▸ **PROBLEM STATEMENT**: Make an exact copy of all the data.
::::::
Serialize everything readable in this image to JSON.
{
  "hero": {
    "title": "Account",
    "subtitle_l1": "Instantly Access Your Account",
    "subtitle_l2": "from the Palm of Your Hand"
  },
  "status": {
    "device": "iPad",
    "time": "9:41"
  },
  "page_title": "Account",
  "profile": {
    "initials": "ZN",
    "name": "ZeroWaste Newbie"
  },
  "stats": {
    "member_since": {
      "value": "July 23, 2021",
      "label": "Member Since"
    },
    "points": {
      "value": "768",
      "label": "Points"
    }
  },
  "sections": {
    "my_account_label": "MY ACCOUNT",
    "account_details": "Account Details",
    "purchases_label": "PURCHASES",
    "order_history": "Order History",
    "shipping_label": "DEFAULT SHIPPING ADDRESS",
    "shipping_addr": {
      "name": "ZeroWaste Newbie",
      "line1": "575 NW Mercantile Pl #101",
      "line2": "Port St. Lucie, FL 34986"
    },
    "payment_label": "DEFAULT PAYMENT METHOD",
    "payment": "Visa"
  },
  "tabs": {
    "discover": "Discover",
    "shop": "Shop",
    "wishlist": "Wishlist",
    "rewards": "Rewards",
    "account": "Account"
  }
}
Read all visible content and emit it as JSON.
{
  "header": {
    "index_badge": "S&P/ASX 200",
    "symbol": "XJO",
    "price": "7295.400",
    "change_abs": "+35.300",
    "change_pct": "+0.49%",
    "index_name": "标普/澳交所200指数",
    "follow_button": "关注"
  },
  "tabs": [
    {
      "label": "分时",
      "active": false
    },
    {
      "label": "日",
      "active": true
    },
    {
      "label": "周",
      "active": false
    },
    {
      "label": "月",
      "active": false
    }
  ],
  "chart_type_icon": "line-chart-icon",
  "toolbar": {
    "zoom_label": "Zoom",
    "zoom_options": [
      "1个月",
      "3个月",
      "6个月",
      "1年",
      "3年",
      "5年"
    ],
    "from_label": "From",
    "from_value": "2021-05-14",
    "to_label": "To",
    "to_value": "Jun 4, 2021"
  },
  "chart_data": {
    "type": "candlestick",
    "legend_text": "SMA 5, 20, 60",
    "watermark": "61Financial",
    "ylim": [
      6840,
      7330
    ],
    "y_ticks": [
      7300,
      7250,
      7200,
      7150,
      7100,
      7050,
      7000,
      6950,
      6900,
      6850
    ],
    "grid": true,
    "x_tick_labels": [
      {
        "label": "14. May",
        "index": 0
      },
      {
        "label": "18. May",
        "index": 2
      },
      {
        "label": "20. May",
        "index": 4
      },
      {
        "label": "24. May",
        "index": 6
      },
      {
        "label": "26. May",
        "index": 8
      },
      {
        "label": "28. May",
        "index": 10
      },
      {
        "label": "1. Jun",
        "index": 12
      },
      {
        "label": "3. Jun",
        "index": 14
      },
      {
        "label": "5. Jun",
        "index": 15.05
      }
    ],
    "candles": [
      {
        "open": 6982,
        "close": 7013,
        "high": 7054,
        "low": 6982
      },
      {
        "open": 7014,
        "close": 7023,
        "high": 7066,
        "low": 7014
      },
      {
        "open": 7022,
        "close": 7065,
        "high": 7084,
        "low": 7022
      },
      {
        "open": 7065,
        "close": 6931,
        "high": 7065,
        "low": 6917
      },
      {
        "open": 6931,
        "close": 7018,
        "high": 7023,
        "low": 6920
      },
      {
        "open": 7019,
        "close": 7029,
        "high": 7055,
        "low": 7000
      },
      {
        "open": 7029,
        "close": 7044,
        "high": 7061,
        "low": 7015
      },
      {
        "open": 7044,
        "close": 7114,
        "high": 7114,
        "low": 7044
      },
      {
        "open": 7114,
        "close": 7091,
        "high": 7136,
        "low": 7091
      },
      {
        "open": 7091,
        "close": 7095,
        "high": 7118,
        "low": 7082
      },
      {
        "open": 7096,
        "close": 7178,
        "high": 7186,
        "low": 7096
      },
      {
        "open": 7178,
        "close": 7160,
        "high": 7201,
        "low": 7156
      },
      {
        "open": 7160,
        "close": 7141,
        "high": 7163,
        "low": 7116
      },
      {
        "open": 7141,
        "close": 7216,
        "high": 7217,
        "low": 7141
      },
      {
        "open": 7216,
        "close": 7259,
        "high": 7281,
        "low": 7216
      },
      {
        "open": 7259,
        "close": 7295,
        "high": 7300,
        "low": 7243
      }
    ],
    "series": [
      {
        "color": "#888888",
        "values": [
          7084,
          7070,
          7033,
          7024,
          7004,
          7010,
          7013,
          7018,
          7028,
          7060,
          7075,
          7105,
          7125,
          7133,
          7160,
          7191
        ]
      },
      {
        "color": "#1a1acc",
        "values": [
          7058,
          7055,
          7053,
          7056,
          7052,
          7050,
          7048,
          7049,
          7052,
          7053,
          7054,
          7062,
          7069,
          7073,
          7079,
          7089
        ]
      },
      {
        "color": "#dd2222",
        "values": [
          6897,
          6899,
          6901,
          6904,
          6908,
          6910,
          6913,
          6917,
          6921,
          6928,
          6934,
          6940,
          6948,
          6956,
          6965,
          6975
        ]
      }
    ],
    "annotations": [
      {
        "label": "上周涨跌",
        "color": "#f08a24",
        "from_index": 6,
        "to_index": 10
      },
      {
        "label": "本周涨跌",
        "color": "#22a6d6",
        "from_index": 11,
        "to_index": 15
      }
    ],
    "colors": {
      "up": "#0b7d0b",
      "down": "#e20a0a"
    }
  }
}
::::::
▸ **IN RESPONSE**:
Serialize everything readable in this image to JSON.
{
  "hero": {
    "title": "Account",
    "subtitle_l1": "Instantly Access Your Account",
    "subtitle_l2": "from the Palm of Your Hand"
  },
  "status": {
    "device": "iPad",
    "time": "9:41"
  },
  "page_title": "Account",
  "profile": {
    "initials": "ZN",
    "name": "ZeroWaste Newbie"
  },
  "stats": {
    "member_since": {
      "value": "July 23, 2021",
      "label": "Member Since"
    },
    "points": {
      "value": "768",
      "label": "Points"
    }
  },
  "sections": {
    "my_account_label": "MY ACCOUNT",
    "account_details": "Account Details",
    "purchases_label": "PURCHASES",
    "order_history": "Order History",
    "shipping_label": "DEFAULT SHIPPING ADDRESS",
    "shipping_addr": {
      "name": "ZeroWaste Newbie",
      "line1": "575 NW Mercantile Pl #101",
      "line2": "Port St. Lucie, FL 34986"
    },
    "payment_label": "DEFAULT PAYMENT METHOD",
    "payment": "Visa"
  },
  "tabs": {
    "discover": "Discover",
    "shop": "Shop",
    "wishlist": "Wishlist",
    "rewards": "Rewards",
    "account": "Account"
  }
}
Read all visible content and emit it as JSON.
{
  "header": {
    "index_badge": "S&P/ASX 200",
    "symbol": "XJO",
    "price": "7295.400",
    "change_abs": "+35.300",
    "change_pct": "+0.49%",
    "index_name": "标普/澳交所200指数",
    "follow_button": "关注"
  },
  "tabs": [
    {
      "label": "分时",
      "active": false
    },
    {
      "label": "日",
      "active": true
    },
    {
      "label": "周",
      "active": false
    },
    {
      "label": "月",
      "active": false
    }
  ],
  "chart_type_icon": "line-chart-icon",
  "toolbar": {
    "zoom_label": "Zoom",
    "zoom_options": [
      "1个月",
      "3个月",
      "6个月",
      "1年",
      "3年",
      "5年"
    ],
    "from_label": "From",
    "from_value": "2021-05-14",
    "to_label": "To",
    "to_value": "Jun 4, 2021"
  },
  "chart_data": {
    "type": "candlestick",
    "legend_text": "SMA 5, 20, 60",
    "watermark": "61Financial",
    "ylim": [
      6840,
      7330
    ],
    "y_ticks": [
      7300,
      7250,
      7200,
      7150,
      7100,
      7050,
      7000,
      6950,
      6900,
      6850
    ],
    "grid": true,
    "x_tick_labels": [
      {
        "label": "14. May",
        "index": 0
      },
      {
        "label": "18. May",
        "index": 2
      },
      {
        "label": "20. May",
        "index": 4
      },
      {
        "label": "24. May",
        "index": 6
      },
      {
        "label": "26. May",
        "index": 8
      },
      {
        "label": "28. May",
        "index": 10
      },
      {
        "label": "1. Jun",
        "index": 12
      },
      {
        "label": "3. Jun",
        "index": 14
      },
      {
        "label": "5. Jun",
        "index": 15.05
      }
    ],
    "candles": [
      {
        "open": 6982,
        "close": 7013,
        "high": 7054,
        "low": 6982
      },
      {
        "open": 7014,
        "close": 7023,
        "high": 7066,
        "low": 7014
      },
      {
        "open": 7022,
        "close": 7065,
        "high": 7084,
        "low": 7022
      },
      {
        "open": 7065,
        "close": 6931,
        "high": 7065,
        "low": 6917
      },
      {
        "open": 6931,
        "close": 7018,
        "high": 7023,
        "low": 6920
      },
      {
        "open": 7019,
        "close": 7029,
        "high": 7055,
        "low": 7000
      },
      {
        "open": 7029,
        "close": 7044,
        "high": 7061,
        "low": 7015
      },
      {
        "open": 7044,
        "close": 7114,
        "high": 7114,
        "low": 7044
      },
      {
        "open": 7114,
        "close": 7091,
        "high": 7136,
        "low": 7091
      },
      {
        "open": 7091,
        "close": 7095,
        "high": 7118,
        "low": 7082
      },
      {
        "open": 7096,
        "close": 7178,
        "high": 7186,
        "low": 7096
      },
      {
        "open": 7178,
        "close": 7160,
        "high": 7201,
        "low": 7156
      },
      {
        "open": 7160,
        "close": 7141,
        "high": 7163,
        "low": 7116
      },
      {
        "open": 7141,
        "close": 7216,
        "high": 7217,
        "low": 7141
      },
      {
        "open": 7216,
        "close": 7259,
        "high": 7281,
        "low": 7216
      },
      {
        "open": 7259,
        "close": 7295,
        "high": 7300,
        "low": 7243
      }
    ],
    "series": [
      {
        "color": "#888888",
        "values": [
          7084,
          7070,
          7033,
          7024,
          7004,
          7010,
          7013,
          7018,
          7028,
          7060,
          7075,
          7105,
          7125,
          7133,
          7160,
          7191
        ]
      },
      {
        "color": "#1a1acc",
        "values": [
          7058,
          7055,
          7053,
          7056,
          7052,
          7050,
          7048,
          7049,
          7052,
          7053,
          7054,
          7062,
          7069,
          7073,
          7079,
          7089
        ]
      },
      {
        "color": "#dd2222",
        "values": [
          6897,
          6899,
          6901,
          6904,
          6908,
          6910,
          6913,
          6917,
          6921,
          6928,
          6934,
          6940,
          6948,
          6956,
          6965,
          6975
        ]
      }
    ],
    "annotations": [
      {
        "label": "上周涨跌",
        "color": "#f08a24",
        "from_index": 6,
        "to_index": 10
      },
      {
        "label": "本周涨跌",
        "color": "#22a6d6",
        "from_index": 11,
        "to_index": 15
      }
    ],
    "colors": {
      "up": "#0b7d0b",
      "down": "#e20a0a"
    }
  }
}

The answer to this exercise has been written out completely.